Exercise task: Go through the material below and copy each line where the word "angle" appears.

Input data:
— begin —
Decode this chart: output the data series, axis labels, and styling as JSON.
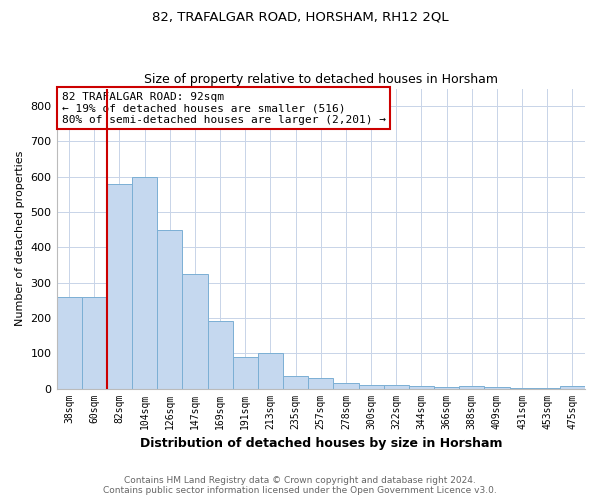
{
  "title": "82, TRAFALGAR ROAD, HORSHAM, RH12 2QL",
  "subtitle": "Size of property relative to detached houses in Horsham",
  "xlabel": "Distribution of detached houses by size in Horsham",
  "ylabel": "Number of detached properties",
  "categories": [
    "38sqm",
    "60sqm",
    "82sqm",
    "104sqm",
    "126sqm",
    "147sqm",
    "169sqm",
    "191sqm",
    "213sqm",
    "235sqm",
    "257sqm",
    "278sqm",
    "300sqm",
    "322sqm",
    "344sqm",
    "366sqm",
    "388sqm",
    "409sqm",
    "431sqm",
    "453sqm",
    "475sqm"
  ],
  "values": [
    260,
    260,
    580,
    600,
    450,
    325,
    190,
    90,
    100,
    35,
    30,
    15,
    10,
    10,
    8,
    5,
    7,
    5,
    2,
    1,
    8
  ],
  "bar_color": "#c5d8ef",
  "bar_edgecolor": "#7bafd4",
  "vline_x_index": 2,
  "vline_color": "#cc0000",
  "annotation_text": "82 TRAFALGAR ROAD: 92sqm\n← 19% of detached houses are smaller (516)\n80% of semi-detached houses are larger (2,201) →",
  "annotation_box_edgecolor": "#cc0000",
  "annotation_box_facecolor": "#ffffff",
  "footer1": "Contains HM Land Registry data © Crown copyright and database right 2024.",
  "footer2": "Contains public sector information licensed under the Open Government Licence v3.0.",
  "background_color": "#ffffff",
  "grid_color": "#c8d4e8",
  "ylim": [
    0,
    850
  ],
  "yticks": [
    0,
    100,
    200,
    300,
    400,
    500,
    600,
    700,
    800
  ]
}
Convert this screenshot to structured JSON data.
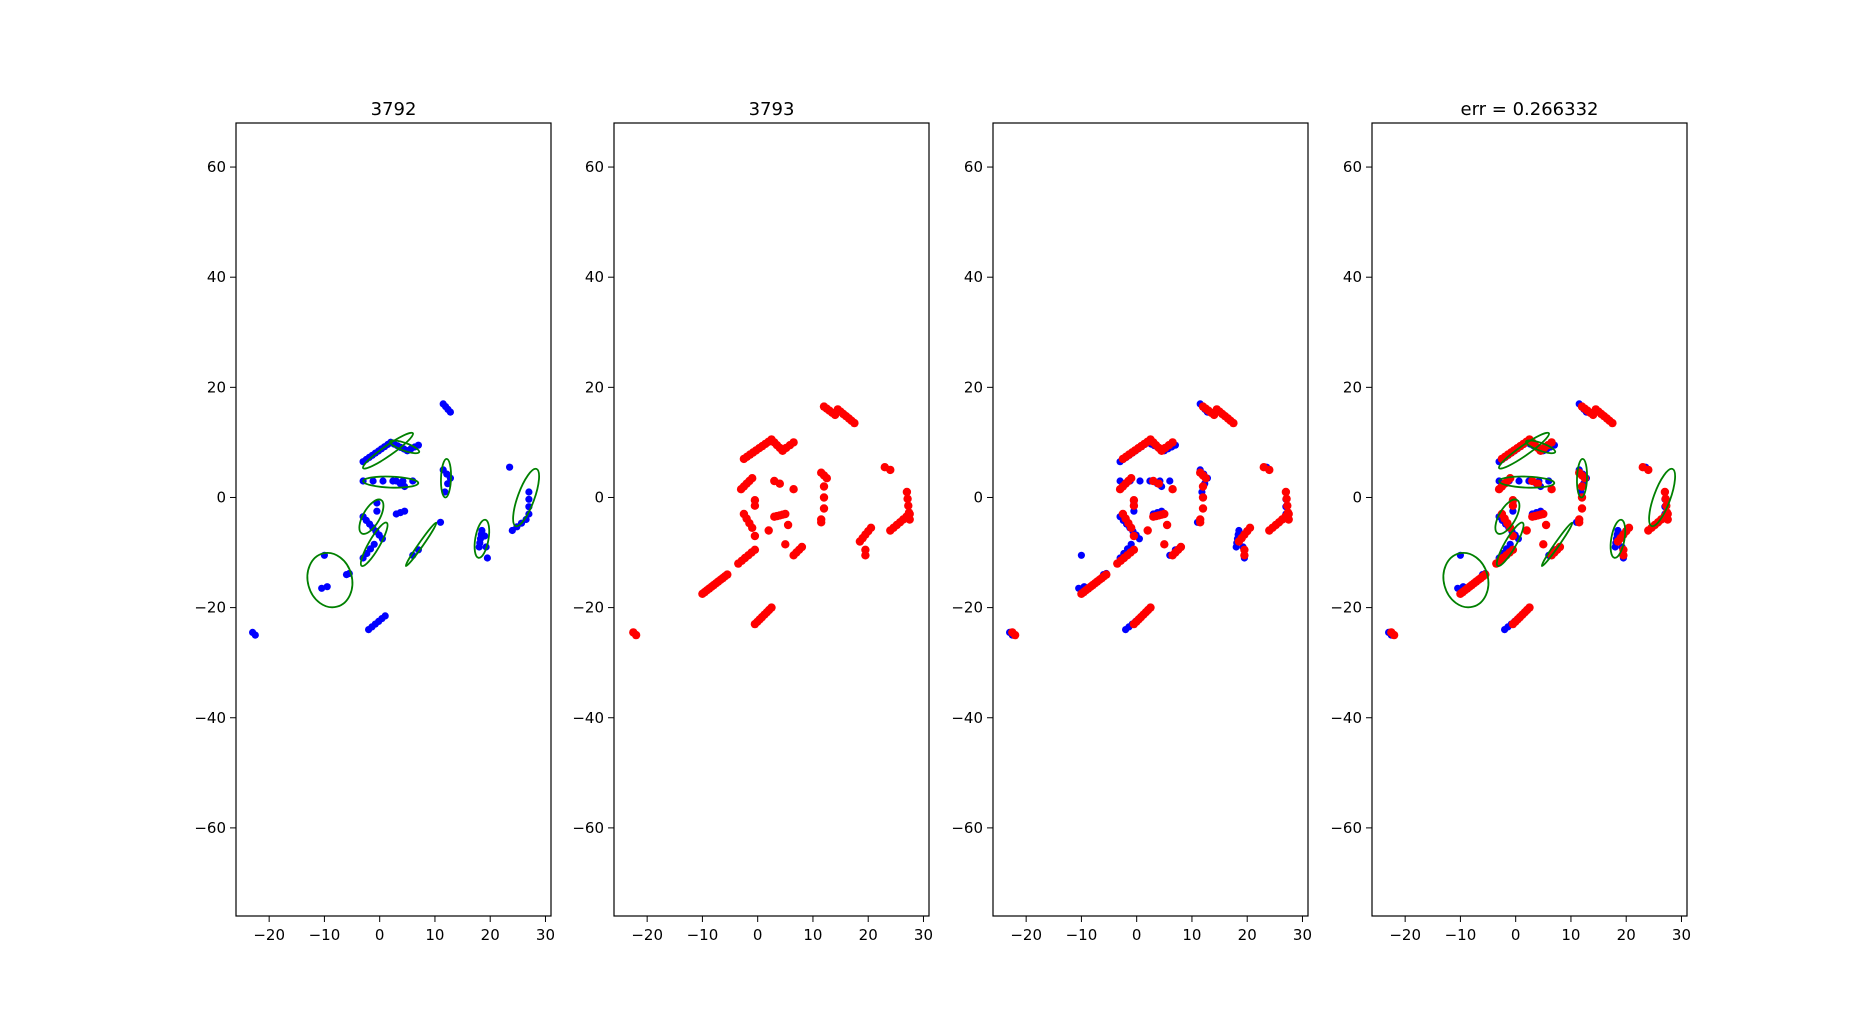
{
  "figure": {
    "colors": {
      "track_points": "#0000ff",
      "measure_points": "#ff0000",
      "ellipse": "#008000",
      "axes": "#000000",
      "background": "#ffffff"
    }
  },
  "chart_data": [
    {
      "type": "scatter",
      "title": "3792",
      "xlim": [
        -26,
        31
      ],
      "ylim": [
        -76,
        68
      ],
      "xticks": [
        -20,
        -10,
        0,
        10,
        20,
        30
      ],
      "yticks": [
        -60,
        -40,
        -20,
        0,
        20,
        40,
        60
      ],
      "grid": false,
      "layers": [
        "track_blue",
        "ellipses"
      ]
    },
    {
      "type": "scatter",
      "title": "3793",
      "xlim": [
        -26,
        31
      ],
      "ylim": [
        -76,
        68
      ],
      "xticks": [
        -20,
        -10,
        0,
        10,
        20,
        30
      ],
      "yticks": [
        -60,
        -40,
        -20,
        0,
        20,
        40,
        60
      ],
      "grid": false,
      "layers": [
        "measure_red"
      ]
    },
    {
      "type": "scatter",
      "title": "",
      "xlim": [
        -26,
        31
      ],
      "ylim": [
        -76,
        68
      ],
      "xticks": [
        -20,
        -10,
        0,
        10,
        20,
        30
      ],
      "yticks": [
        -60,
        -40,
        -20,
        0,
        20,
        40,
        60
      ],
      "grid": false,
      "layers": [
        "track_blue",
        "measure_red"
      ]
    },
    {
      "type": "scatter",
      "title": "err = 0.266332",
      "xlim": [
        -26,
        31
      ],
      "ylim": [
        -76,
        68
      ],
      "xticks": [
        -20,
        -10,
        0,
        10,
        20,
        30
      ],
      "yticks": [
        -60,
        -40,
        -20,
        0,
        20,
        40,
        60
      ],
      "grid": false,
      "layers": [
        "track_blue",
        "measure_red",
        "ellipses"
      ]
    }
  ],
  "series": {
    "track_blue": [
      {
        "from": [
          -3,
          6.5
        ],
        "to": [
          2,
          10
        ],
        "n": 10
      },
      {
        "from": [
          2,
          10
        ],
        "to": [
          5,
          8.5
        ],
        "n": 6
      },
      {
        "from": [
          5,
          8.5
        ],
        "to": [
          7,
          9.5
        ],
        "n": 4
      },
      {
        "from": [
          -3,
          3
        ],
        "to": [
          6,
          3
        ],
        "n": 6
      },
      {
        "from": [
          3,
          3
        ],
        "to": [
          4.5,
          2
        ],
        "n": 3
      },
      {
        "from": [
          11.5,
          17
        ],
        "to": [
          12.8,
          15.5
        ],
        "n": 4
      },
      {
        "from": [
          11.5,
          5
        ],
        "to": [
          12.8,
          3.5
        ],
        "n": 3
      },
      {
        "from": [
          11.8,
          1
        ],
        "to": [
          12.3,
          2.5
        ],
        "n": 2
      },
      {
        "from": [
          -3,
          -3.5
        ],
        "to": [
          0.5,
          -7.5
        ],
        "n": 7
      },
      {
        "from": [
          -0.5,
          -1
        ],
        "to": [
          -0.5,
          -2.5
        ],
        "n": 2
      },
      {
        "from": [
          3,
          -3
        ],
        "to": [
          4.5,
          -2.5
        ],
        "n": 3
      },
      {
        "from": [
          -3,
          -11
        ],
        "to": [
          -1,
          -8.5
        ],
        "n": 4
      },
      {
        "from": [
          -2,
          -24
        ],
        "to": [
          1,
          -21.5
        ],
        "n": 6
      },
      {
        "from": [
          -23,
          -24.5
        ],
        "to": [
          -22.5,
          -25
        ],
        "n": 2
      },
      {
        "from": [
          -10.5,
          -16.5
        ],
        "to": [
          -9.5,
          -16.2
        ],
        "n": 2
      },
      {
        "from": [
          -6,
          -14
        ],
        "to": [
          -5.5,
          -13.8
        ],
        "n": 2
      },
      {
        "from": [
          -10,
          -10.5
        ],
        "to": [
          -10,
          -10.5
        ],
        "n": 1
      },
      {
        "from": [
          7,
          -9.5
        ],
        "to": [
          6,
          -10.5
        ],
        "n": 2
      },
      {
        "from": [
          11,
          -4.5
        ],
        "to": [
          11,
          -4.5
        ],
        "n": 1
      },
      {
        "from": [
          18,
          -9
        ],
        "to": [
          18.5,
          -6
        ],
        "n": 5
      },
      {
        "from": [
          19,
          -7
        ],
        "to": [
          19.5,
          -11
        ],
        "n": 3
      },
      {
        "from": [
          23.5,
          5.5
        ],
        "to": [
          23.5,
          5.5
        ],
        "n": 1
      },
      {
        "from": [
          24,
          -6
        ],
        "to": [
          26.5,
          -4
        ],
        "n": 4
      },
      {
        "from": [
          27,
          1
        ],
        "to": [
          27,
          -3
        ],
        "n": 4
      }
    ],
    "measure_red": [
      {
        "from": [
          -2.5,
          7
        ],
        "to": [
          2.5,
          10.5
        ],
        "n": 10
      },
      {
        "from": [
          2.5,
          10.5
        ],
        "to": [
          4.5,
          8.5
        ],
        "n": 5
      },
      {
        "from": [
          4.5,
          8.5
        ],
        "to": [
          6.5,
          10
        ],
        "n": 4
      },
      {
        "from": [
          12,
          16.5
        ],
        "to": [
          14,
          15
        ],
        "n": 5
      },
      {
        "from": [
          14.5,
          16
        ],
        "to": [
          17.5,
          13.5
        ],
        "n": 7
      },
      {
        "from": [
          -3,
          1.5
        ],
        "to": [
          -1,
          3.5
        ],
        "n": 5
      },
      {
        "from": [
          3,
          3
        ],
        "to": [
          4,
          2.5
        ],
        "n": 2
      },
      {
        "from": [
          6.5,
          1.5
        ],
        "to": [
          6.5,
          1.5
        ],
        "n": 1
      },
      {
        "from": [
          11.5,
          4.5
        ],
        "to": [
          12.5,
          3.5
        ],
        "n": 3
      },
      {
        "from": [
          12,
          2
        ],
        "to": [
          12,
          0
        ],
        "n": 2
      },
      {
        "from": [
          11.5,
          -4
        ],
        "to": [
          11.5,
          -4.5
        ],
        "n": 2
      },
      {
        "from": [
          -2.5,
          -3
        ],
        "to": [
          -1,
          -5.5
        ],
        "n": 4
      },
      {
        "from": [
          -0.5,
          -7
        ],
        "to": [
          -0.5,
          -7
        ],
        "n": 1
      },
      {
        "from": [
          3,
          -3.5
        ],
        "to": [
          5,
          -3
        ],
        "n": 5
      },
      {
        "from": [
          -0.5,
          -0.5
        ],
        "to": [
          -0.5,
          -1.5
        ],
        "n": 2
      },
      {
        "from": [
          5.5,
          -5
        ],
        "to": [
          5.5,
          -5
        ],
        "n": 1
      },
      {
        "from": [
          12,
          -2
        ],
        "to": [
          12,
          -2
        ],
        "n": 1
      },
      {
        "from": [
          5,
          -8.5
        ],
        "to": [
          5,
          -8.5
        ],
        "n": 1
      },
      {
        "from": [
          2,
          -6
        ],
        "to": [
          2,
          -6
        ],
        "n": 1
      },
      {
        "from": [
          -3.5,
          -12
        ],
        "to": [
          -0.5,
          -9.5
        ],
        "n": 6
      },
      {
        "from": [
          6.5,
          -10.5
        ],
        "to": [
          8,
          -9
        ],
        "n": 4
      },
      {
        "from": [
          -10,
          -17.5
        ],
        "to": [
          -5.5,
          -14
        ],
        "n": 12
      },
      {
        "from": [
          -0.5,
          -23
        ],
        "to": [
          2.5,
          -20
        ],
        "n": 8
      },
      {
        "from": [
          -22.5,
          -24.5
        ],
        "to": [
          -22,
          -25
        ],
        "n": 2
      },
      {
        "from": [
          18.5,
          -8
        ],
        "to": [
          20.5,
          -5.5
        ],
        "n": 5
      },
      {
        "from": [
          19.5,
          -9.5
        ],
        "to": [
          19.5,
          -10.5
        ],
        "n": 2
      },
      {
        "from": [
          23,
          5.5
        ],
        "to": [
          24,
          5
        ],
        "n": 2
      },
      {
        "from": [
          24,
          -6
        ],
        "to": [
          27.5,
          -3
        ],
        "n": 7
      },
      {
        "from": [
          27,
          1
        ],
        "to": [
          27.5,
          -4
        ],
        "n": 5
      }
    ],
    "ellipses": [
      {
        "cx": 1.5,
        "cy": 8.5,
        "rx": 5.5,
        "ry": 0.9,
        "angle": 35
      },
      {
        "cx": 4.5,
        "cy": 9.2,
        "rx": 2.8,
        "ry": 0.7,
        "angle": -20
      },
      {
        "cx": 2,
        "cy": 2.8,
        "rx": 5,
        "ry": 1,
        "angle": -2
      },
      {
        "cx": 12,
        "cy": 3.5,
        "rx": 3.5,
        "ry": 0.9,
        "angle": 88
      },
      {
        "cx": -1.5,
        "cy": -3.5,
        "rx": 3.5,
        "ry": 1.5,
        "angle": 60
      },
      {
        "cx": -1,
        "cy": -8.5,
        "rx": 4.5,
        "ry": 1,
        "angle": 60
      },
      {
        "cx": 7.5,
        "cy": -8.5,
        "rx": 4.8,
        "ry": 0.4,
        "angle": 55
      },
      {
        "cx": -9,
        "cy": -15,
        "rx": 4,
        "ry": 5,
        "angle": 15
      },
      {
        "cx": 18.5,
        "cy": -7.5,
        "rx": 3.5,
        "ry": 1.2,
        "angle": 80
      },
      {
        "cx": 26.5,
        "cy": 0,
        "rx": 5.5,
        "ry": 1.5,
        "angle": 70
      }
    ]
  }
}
— end —
Exercise solution:
        "angle": 35
        "angle": -20
        "angle": -2
        "angle": 88
        "angle": 60
        "angle": 60
        "angle": 55
        "angle": 15
        "angle": 80
        "angle": 70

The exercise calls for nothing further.